◆ Exercise task ◆
Every entry must be duplicated precisely as written.

◆ Provided data ◆

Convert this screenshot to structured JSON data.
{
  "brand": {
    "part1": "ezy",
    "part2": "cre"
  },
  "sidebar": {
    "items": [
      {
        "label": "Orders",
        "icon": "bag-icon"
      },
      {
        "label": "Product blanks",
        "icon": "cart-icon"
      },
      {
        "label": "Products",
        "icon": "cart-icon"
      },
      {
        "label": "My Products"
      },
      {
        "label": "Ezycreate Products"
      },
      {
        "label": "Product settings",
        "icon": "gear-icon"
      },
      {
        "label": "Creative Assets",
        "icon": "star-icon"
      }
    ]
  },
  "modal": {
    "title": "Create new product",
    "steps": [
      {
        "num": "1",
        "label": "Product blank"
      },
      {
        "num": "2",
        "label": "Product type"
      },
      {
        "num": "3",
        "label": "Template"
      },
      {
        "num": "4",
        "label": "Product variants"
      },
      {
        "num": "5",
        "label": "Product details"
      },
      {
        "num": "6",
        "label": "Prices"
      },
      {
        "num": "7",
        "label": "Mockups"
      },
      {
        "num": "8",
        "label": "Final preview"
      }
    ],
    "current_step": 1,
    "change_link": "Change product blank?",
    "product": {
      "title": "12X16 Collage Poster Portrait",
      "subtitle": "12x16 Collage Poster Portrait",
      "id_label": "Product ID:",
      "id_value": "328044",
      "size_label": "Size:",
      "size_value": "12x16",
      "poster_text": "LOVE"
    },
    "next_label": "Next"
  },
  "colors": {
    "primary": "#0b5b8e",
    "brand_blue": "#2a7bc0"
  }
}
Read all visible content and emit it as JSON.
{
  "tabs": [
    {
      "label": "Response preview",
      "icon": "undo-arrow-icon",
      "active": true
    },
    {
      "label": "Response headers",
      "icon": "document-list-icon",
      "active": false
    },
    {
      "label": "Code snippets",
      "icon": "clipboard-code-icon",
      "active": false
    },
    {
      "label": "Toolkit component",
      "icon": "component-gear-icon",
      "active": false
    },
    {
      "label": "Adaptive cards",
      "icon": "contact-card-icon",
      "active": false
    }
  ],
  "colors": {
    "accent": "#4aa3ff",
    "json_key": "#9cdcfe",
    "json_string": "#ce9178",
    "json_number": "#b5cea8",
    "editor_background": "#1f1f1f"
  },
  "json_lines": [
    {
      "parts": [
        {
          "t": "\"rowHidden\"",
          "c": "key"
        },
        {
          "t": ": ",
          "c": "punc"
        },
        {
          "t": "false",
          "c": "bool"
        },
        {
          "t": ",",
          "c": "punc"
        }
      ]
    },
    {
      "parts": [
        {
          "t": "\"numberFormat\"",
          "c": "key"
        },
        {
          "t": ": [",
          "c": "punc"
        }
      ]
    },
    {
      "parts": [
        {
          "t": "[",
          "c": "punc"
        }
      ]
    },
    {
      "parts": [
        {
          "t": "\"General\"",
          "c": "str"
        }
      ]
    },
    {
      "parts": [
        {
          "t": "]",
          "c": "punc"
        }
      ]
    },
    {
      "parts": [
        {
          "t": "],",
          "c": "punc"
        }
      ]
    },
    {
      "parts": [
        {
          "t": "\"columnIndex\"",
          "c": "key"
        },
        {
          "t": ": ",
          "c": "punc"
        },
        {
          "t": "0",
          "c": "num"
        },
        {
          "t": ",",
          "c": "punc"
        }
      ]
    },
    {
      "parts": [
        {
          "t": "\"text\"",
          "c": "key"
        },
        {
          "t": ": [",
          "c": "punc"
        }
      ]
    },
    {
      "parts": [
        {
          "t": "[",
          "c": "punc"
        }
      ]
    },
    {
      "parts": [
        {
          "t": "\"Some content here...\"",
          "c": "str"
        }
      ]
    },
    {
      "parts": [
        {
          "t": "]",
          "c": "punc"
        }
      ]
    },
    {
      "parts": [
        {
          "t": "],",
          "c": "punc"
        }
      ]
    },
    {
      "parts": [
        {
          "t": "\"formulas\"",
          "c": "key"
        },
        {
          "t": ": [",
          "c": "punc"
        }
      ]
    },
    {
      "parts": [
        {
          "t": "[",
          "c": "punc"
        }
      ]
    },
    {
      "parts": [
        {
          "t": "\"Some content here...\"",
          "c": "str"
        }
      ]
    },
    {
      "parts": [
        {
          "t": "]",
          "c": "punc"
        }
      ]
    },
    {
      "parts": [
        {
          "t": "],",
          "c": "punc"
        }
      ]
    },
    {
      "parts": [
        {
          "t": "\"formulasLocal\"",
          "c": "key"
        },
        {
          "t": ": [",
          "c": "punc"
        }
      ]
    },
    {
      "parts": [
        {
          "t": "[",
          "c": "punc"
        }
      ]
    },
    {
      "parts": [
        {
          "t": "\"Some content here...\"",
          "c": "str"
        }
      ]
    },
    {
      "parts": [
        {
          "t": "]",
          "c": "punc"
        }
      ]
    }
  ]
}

◆ Answer to the problem ◆
Convert this screenshot to structured JSON data.
{
  "brand": {
    "part1": "ezy",
    "part2": "cre"
  },
  "sidebar": {
    "items": [
      {
        "label": "Orders",
        "icon": "bag-icon"
      },
      {
        "label": "Product blanks",
        "icon": "cart-icon"
      },
      {
        "label": "Products",
        "icon": "cart-icon"
      },
      {
        "label": "My Products"
      },
      {
        "label": "Ezycreate Products"
      },
      {
        "label": "Product settings",
        "icon": "gear-icon"
      },
      {
        "label": "Creative Assets",
        "icon": "star-icon"
      }
    ]
  },
  "modal": {
    "title": "Create new product",
    "steps": [
      {
        "num": "1",
        "label": "Product blank"
      },
      {
        "num": "2",
        "label": "Product type"
      },
      {
        "num": "3",
        "label": "Template"
      },
      {
        "num": "4",
        "label": "Product variants"
      },
      {
        "num": "5",
        "label": "Product details"
      },
      {
        "num": "6",
        "label": "Prices"
      },
      {
        "num": "7",
        "label": "Mockups"
      },
      {
        "num": "8",
        "label": "Final preview"
      }
    ],
    "current_step": 1,
    "change_link": "Change product blank?",
    "product": {
      "title": "12X16 Collage Poster Portrait",
      "subtitle": "12x16 Collage Poster Portrait",
      "id_label": "Product ID:",
      "id_value": "328044",
      "size_label": "Size:",
      "size_value": "12x16",
      "poster_text": "LOVE"
    },
    "next_label": "Next"
  },
  "colors": {
    "primary": "#0b5b8e",
    "brand_blue": "#2a7bc0"
  }
}
Read all visible content and emit it as JSON.
{
  "tabs": [
    {
      "label": "Response preview",
      "icon": "undo-arrow-icon",
      "active": true
    },
    {
      "label": "Response headers",
      "icon": "document-list-icon",
      "active": false
    },
    {
      "label": "Code snippets",
      "icon": "clipboard-code-icon",
      "active": false
    },
    {
      "label": "Toolkit component",
      "icon": "component-gear-icon",
      "active": false
    },
    {
      "label": "Adaptive cards",
      "icon": "contact-card-icon",
      "active": false
    }
  ],
  "colors": {
    "accent": "#4aa3ff",
    "json_key": "#9cdcfe",
    "json_string": "#ce9178",
    "json_number": "#b5cea8",
    "editor_background": "#1f1f1f"
  },
  "json_lines": [
    {
      "parts": [
        {
          "t": "\"rowHidden\"",
          "c": "key"
        },
        {
          "t": ": ",
          "c": "punc"
        },
        {
          "t": "false",
          "c": "bool"
        },
        {
          "t": ",",
          "c": "punc"
        }
      ]
    },
    {
      "parts": [
        {
          "t": "\"numberFormat\"",
          "c": "key"
        },
        {
          "t": ": [",
          "c": "punc"
        }
      ]
    },
    {
      "parts": [
        {
          "t": "[",
          "c": "punc"
        }
      ]
    },
    {
      "parts": [
        {
          "t": "\"General\"",
          "c": "str"
        }
      ]
    },
    {
      "parts": [
        {
          "t": "]",
          "c": "punc"
        }
      ]
    },
    {
      "parts": [
        {
          "t": "],",
          "c": "punc"
        }
      ]
    },
    {
      "parts": [
        {
          "t": "\"columnIndex\"",
          "c": "key"
        },
        {
          "t": ": ",
          "c": "punc"
        },
        {
          "t": "0",
          "c": "num"
        },
        {
          "t": ",",
          "c": "punc"
        }
      ]
    },
    {
      "parts": [
        {
          "t": "\"text\"",
          "c": "key"
        },
        {
          "t": ": [",
          "c": "punc"
        }
      ]
    },
    {
      "parts": [
        {
          "t": "[",
          "c": "punc"
        }
      ]
    },
    {
      "parts": [
        {
          "t": "\"Some content here...\"",
          "c": "str"
        }
      ]
    },
    {
      "parts": [
        {
          "t": "]",
          "c": "punc"
        }
      ]
    },
    {
      "parts": [
        {
          "t": "],",
          "c": "punc"
        }
      ]
    },
    {
      "parts": [
        {
          "t": "\"formulas\"",
          "c": "key"
        },
        {
          "t": ": [",
          "c": "punc"
        }
      ]
    },
    {
      "parts": [
        {
          "t": "[",
          "c": "punc"
        }
      ]
    },
    {
      "parts": [
        {
          "t": "\"Some content here...\"",
          "c": "str"
        }
      ]
    },
    {
      "parts": [
        {
          "t": "]",
          "c": "punc"
        }
      ]
    },
    {
      "parts": [
        {
          "t": "],",
          "c": "punc"
        }
      ]
    },
    {
      "parts": [
        {
          "t": "\"formulasLocal\"",
          "c": "key"
        },
        {
          "t": ": [",
          "c": "punc"
        }
      ]
    },
    {
      "parts": [
        {
          "t": "[",
          "c": "punc"
        }
      ]
    },
    {
      "parts": [
        {
          "t": "\"Some content here...\"",
          "c": "str"
        }
      ]
    },
    {
      "parts": [
        {
          "t": "]",
          "c": "punc"
        }
      ]
    }
  ]
}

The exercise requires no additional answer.